Transcribe the lines below verbatim, skipping the images.

— begin INPUT RECORDS —

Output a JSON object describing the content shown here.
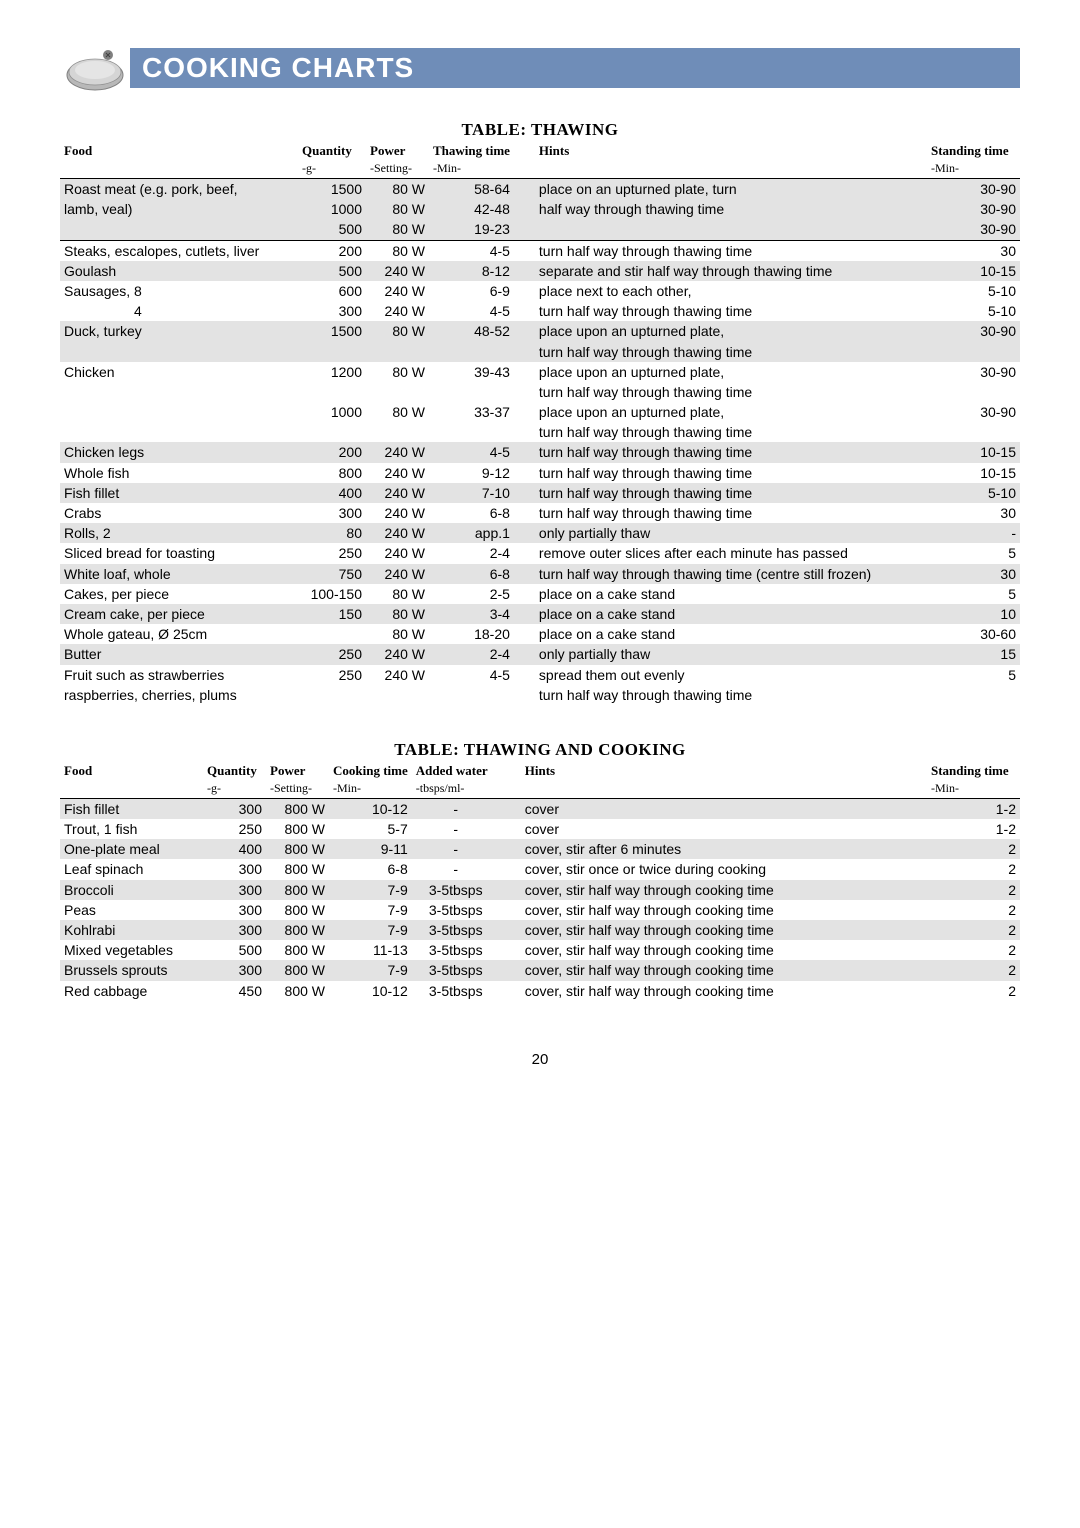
{
  "banner": {
    "title": "COOKING CHARTS"
  },
  "page_number": "20",
  "table1": {
    "title": "TABLE: THAWING",
    "headers": {
      "food": "Food",
      "qty": "Quantity",
      "power": "Power",
      "thaw": "Thawing time",
      "hints": "Hints",
      "stand": "Standing time",
      "qty_sub": "-g-",
      "power_sub": "-Setting-",
      "thaw_sub": "-Min-",
      "stand_sub": "-Min-"
    },
    "rows": [
      {
        "shade": true,
        "top": true,
        "food": "Roast meat (e.g. pork, beef,",
        "qty": "1500",
        "power": "80 W",
        "time": "58-64",
        "hints": "place on an upturned plate, turn",
        "stand": "30-90"
      },
      {
        "shade": true,
        "food": "lamb, veal)",
        "qty": "1000",
        "power": "80 W",
        "time": "42-48",
        "hints": "half way through thawing time",
        "stand": "30-90"
      },
      {
        "shade": true,
        "food": "",
        "qty": "500",
        "power": "80 W",
        "time": "19-23",
        "hints": "",
        "stand": "30-90"
      },
      {
        "top": true,
        "food": "Steaks, escalopes, cutlets, liver",
        "qty": "200",
        "power": "80 W",
        "time": "4-5",
        "hints": "turn half way through thawing time",
        "stand": "30"
      },
      {
        "shade": true,
        "food": "Goulash",
        "qty": "500",
        "power": "240 W",
        "time": "8-12",
        "hints": "separate and stir half way through thawing time",
        "stand": "10-15"
      },
      {
        "food": "Sausages,    8",
        "qty": "600",
        "power": "240 W",
        "time": "6-9",
        "hints": "place next to each other,",
        "stand": "5-10"
      },
      {
        "food": "                  4",
        "qty": "300",
        "power": "240 W",
        "time": "4-5",
        "hints": "turn half way through thawing time",
        "stand": "5-10"
      },
      {
        "shade": true,
        "food": "Duck, turkey",
        "qty": "1500",
        "power": "80 W",
        "time": "48-52",
        "hints": "place upon an upturned plate,",
        "stand": "30-90"
      },
      {
        "shade": true,
        "food": "",
        "qty": "",
        "power": "",
        "time": "",
        "hints": "turn half way through thawing time",
        "stand": ""
      },
      {
        "food": "Chicken",
        "qty": "1200",
        "power": "80 W",
        "time": "39-43",
        "hints": "place upon an upturned plate,",
        "stand": "30-90"
      },
      {
        "food": "",
        "qty": "",
        "power": "",
        "time": "",
        "hints": "turn half way through thawing time",
        "stand": ""
      },
      {
        "food": "",
        "qty": "1000",
        "power": "80 W",
        "time": "33-37",
        "hints": "place upon an upturned plate,",
        "stand": "30-90"
      },
      {
        "food": "",
        "qty": "",
        "power": "",
        "time": "",
        "hints": "turn half way through thawing time",
        "stand": ""
      },
      {
        "shade": true,
        "food": "Chicken legs",
        "qty": "200",
        "power": "240 W",
        "time": "4-5",
        "hints": "turn half way through thawing time",
        "stand": "10-15"
      },
      {
        "food": "Whole fish",
        "qty": "800",
        "power": "240 W",
        "time": "9-12",
        "hints": "turn half way through thawing time",
        "stand": "10-15"
      },
      {
        "shade": true,
        "food": "Fish fillet",
        "qty": "400",
        "power": "240 W",
        "time": "7-10",
        "hints": "turn half way through thawing time",
        "stand": "5-10"
      },
      {
        "food": "Crabs",
        "qty": "300",
        "power": "240 W",
        "time": "6-8",
        "hints": "turn half way through thawing time",
        "stand": "30"
      },
      {
        "shade": true,
        "food": "Rolls, 2",
        "qty": "80",
        "power": "240 W",
        "time": "app.1",
        "hints": "only partially thaw",
        "stand": "-"
      },
      {
        "food": "Sliced bread for toasting",
        "qty": "250",
        "power": "240 W",
        "time": "2-4",
        "hints": "remove outer slices after each minute has passed",
        "stand": "5"
      },
      {
        "shade": true,
        "food": "White loaf, whole",
        "qty": "750",
        "power": "240 W",
        "time": "6-8",
        "hints": "turn half way through thawing time (centre still frozen)",
        "stand": "30"
      },
      {
        "food": "Cakes, per piece",
        "qty": "100-150",
        "power": "80 W",
        "time": "2-5",
        "hints": "place on a cake stand",
        "stand": "5"
      },
      {
        "shade": true,
        "food": "Cream cake, per piece",
        "qty": "150",
        "power": "80 W",
        "time": "3-4",
        "hints": "place on a cake stand",
        "stand": "10"
      },
      {
        "food": "Whole gateau, Ø 25cm",
        "qty": "",
        "power": "80 W",
        "time": "18-20",
        "hints": "place on a cake stand",
        "stand": "30-60"
      },
      {
        "shade": true,
        "food": "Butter",
        "qty": "250",
        "power": "240 W",
        "time": "2-4",
        "hints": "only partially thaw",
        "stand": "15"
      },
      {
        "food": "Fruit such as strawberries",
        "qty": "250",
        "power": "240 W",
        "time": "4-5",
        "hints": "spread them out evenly",
        "stand": "5"
      },
      {
        "food": "raspberries, cherries, plums",
        "qty": "",
        "power": "",
        "time": "",
        "hints": "turn half way through thawing time",
        "stand": ""
      }
    ]
  },
  "table2": {
    "title": "TABLE: THAWING AND COOKING",
    "headers": {
      "food": "Food",
      "qty": "Quantity",
      "power": "Power",
      "cook": "Cooking time",
      "water": "Added water",
      "hints": "Hints",
      "stand": "Standing time",
      "qty_sub": "-g-",
      "power_sub": "-Setting-",
      "cook_sub": "-Min-",
      "water_sub": "-tbsps/ml-",
      "stand_sub": "-Min-"
    },
    "rows": [
      {
        "shade": true,
        "top": true,
        "food": "Fish fillet",
        "qty": "300",
        "power": "800 W",
        "time": "10-12",
        "water": "-",
        "hints": "cover",
        "stand": "1-2"
      },
      {
        "food": "Trout, 1 fish",
        "qty": "250",
        "power": "800 W",
        "time": "5-7",
        "water": "-",
        "hints": "cover",
        "stand": "1-2"
      },
      {
        "shade": true,
        "food": "One-plate meal",
        "qty": "400",
        "power": "800 W",
        "time": "9-11",
        "water": "-",
        "hints": "cover, stir after 6 minutes",
        "stand": "2"
      },
      {
        "food": "Leaf spinach",
        "qty": "300",
        "power": "800 W",
        "time": "6-8",
        "water": "-",
        "hints": "cover, stir once or twice during cooking",
        "stand": "2"
      },
      {
        "shade": true,
        "food": "Broccoli",
        "qty": "300",
        "power": "800 W",
        "time": "7-9",
        "water": "3-5tbsps",
        "hints": "cover, stir half way through cooking time",
        "stand": "2"
      },
      {
        "food": "Peas",
        "qty": "300",
        "power": "800 W",
        "time": "7-9",
        "water": "3-5tbsps",
        "hints": "cover, stir half way through cooking time",
        "stand": "2"
      },
      {
        "shade": true,
        "food": "Kohlrabi",
        "qty": "300",
        "power": "800 W",
        "time": "7-9",
        "water": "3-5tbsps",
        "hints": "cover, stir half way through cooking time",
        "stand": "2"
      },
      {
        "food": "Mixed vegetables",
        "qty": "500",
        "power": "800 W",
        "time": "11-13",
        "water": "3-5tbsps",
        "hints": "cover, stir half way through cooking time",
        "stand": "2"
      },
      {
        "shade": true,
        "food": "Brussels sprouts",
        "qty": "300",
        "power": "800 W",
        "time": "7-9",
        "water": "3-5tbsps",
        "hints": "cover, stir half way through cooking time",
        "stand": "2"
      },
      {
        "food": "Red cabbage",
        "qty": "450",
        "power": "800 W",
        "time": "10-12",
        "water": "3-5tbsps",
        "hints": "cover, stir half way through cooking time",
        "stand": "2"
      }
    ]
  }
}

— end INPUT RECORDS —

*RESPONSE FOR THIS EXERCISE:*
Output a JSON object describing the content shown here.
{
  "banner": {
    "title": "COOKING CHARTS"
  },
  "page_number": "20",
  "table1": {
    "title": "TABLE: THAWING",
    "headers": {
      "food": "Food",
      "qty": "Quantity",
      "power": "Power",
      "thaw": "Thawing time",
      "hints": "Hints",
      "stand": "Standing time",
      "qty_sub": "-g-",
      "power_sub": "-Setting-",
      "thaw_sub": "-Min-",
      "stand_sub": "-Min-"
    },
    "rows": [
      {
        "shade": true,
        "top": true,
        "food": "Roast meat (e.g. pork, beef,",
        "qty": "1500",
        "power": "80 W",
        "time": "58-64",
        "hints": "place on an upturned plate, turn",
        "stand": "30-90"
      },
      {
        "shade": true,
        "food": "lamb, veal)",
        "qty": "1000",
        "power": "80 W",
        "time": "42-48",
        "hints": "half way through thawing time",
        "stand": "30-90"
      },
      {
        "shade": true,
        "food": "",
        "qty": "500",
        "power": "80 W",
        "time": "19-23",
        "hints": "",
        "stand": "30-90"
      },
      {
        "top": true,
        "food": "Steaks, escalopes, cutlets, liver",
        "qty": "200",
        "power": "80 W",
        "time": "4-5",
        "hints": "turn half way through thawing time",
        "stand": "30"
      },
      {
        "shade": true,
        "food": "Goulash",
        "qty": "500",
        "power": "240 W",
        "time": "8-12",
        "hints": "separate and stir half way through thawing time",
        "stand": "10-15"
      },
      {
        "food": "Sausages,    8",
        "qty": "600",
        "power": "240 W",
        "time": "6-9",
        "hints": "place next to each other,",
        "stand": "5-10"
      },
      {
        "food": "                  4",
        "qty": "300",
        "power": "240 W",
        "time": "4-5",
        "hints": "turn half way through thawing time",
        "stand": "5-10"
      },
      {
        "shade": true,
        "food": "Duck, turkey",
        "qty": "1500",
        "power": "80 W",
        "time": "48-52",
        "hints": "place upon an upturned plate,",
        "stand": "30-90"
      },
      {
        "shade": true,
        "food": "",
        "qty": "",
        "power": "",
        "time": "",
        "hints": "turn half way through thawing time",
        "stand": ""
      },
      {
        "food": "Chicken",
        "qty": "1200",
        "power": "80 W",
        "time": "39-43",
        "hints": "place upon an upturned plate,",
        "stand": "30-90"
      },
      {
        "food": "",
        "qty": "",
        "power": "",
        "time": "",
        "hints": "turn half way through thawing time",
        "stand": ""
      },
      {
        "food": "",
        "qty": "1000",
        "power": "80 W",
        "time": "33-37",
        "hints": "place upon an upturned plate,",
        "stand": "30-90"
      },
      {
        "food": "",
        "qty": "",
        "power": "",
        "time": "",
        "hints": "turn half way through thawing time",
        "stand": ""
      },
      {
        "shade": true,
        "food": "Chicken legs",
        "qty": "200",
        "power": "240 W",
        "time": "4-5",
        "hints": "turn half way through thawing time",
        "stand": "10-15"
      },
      {
        "food": "Whole fish",
        "qty": "800",
        "power": "240 W",
        "time": "9-12",
        "hints": "turn half way through thawing time",
        "stand": "10-15"
      },
      {
        "shade": true,
        "food": "Fish fillet",
        "qty": "400",
        "power": "240 W",
        "time": "7-10",
        "hints": "turn half way through thawing time",
        "stand": "5-10"
      },
      {
        "food": "Crabs",
        "qty": "300",
        "power": "240 W",
        "time": "6-8",
        "hints": "turn half way through thawing time",
        "stand": "30"
      },
      {
        "shade": true,
        "food": "Rolls, 2",
        "qty": "80",
        "power": "240 W",
        "time": "app.1",
        "hints": "only partially thaw",
        "stand": "-"
      },
      {
        "food": "Sliced bread for toasting",
        "qty": "250",
        "power": "240 W",
        "time": "2-4",
        "hints": "remove outer slices after each minute has passed",
        "stand": "5"
      },
      {
        "shade": true,
        "food": "White loaf, whole",
        "qty": "750",
        "power": "240 W",
        "time": "6-8",
        "hints": "turn half way through thawing time (centre still frozen)",
        "stand": "30"
      },
      {
        "food": "Cakes, per piece",
        "qty": "100-150",
        "power": "80 W",
        "time": "2-5",
        "hints": "place on a cake stand",
        "stand": "5"
      },
      {
        "shade": true,
        "food": "Cream cake, per piece",
        "qty": "150",
        "power": "80 W",
        "time": "3-4",
        "hints": "place on a cake stand",
        "stand": "10"
      },
      {
        "food": "Whole gateau, Ø 25cm",
        "qty": "",
        "power": "80 W",
        "time": "18-20",
        "hints": "place on a cake stand",
        "stand": "30-60"
      },
      {
        "shade": true,
        "food": "Butter",
        "qty": "250",
        "power": "240 W",
        "time": "2-4",
        "hints": "only partially thaw",
        "stand": "15"
      },
      {
        "food": "Fruit such as strawberries",
        "qty": "250",
        "power": "240 W",
        "time": "4-5",
        "hints": "spread them out evenly",
        "stand": "5"
      },
      {
        "food": "raspberries, cherries, plums",
        "qty": "",
        "power": "",
        "time": "",
        "hints": "turn half way through thawing time",
        "stand": ""
      }
    ]
  },
  "table2": {
    "title": "TABLE: THAWING AND COOKING",
    "headers": {
      "food": "Food",
      "qty": "Quantity",
      "power": "Power",
      "cook": "Cooking time",
      "water": "Added water",
      "hints": "Hints",
      "stand": "Standing time",
      "qty_sub": "-g-",
      "power_sub": "-Setting-",
      "cook_sub": "-Min-",
      "water_sub": "-tbsps/ml-",
      "stand_sub": "-Min-"
    },
    "rows": [
      {
        "shade": true,
        "top": true,
        "food": "Fish fillet",
        "qty": "300",
        "power": "800 W",
        "time": "10-12",
        "water": "-",
        "hints": "cover",
        "stand": "1-2"
      },
      {
        "food": "Trout, 1 fish",
        "qty": "250",
        "power": "800 W",
        "time": "5-7",
        "water": "-",
        "hints": "cover",
        "stand": "1-2"
      },
      {
        "shade": true,
        "food": "One-plate meal",
        "qty": "400",
        "power": "800 W",
        "time": "9-11",
        "water": "-",
        "hints": "cover, stir after 6 minutes",
        "stand": "2"
      },
      {
        "food": "Leaf spinach",
        "qty": "300",
        "power": "800 W",
        "time": "6-8",
        "water": "-",
        "hints": "cover, stir once or twice during cooking",
        "stand": "2"
      },
      {
        "shade": true,
        "food": "Broccoli",
        "qty": "300",
        "power": "800 W",
        "time": "7-9",
        "water": "3-5tbsps",
        "hints": "cover, stir half way through cooking time",
        "stand": "2"
      },
      {
        "food": "Peas",
        "qty": "300",
        "power": "800 W",
        "time": "7-9",
        "water": "3-5tbsps",
        "hints": "cover, stir half way through cooking time",
        "stand": "2"
      },
      {
        "shade": true,
        "food": "Kohlrabi",
        "qty": "300",
        "power": "800 W",
        "time": "7-9",
        "water": "3-5tbsps",
        "hints": "cover, stir half way through cooking time",
        "stand": "2"
      },
      {
        "food": "Mixed vegetables",
        "qty": "500",
        "power": "800 W",
        "time": "11-13",
        "water": "3-5tbsps",
        "hints": "cover, stir half way through cooking time",
        "stand": "2"
      },
      {
        "shade": true,
        "food": "Brussels sprouts",
        "qty": "300",
        "power": "800 W",
        "time": "7-9",
        "water": "3-5tbsps",
        "hints": "cover, stir half way through cooking time",
        "stand": "2"
      },
      {
        "food": "Red cabbage",
        "qty": "450",
        "power": "800 W",
        "time": "10-12",
        "water": "3-5tbsps",
        "hints": "cover, stir half way through cooking time",
        "stand": "2"
      }
    ]
  }
}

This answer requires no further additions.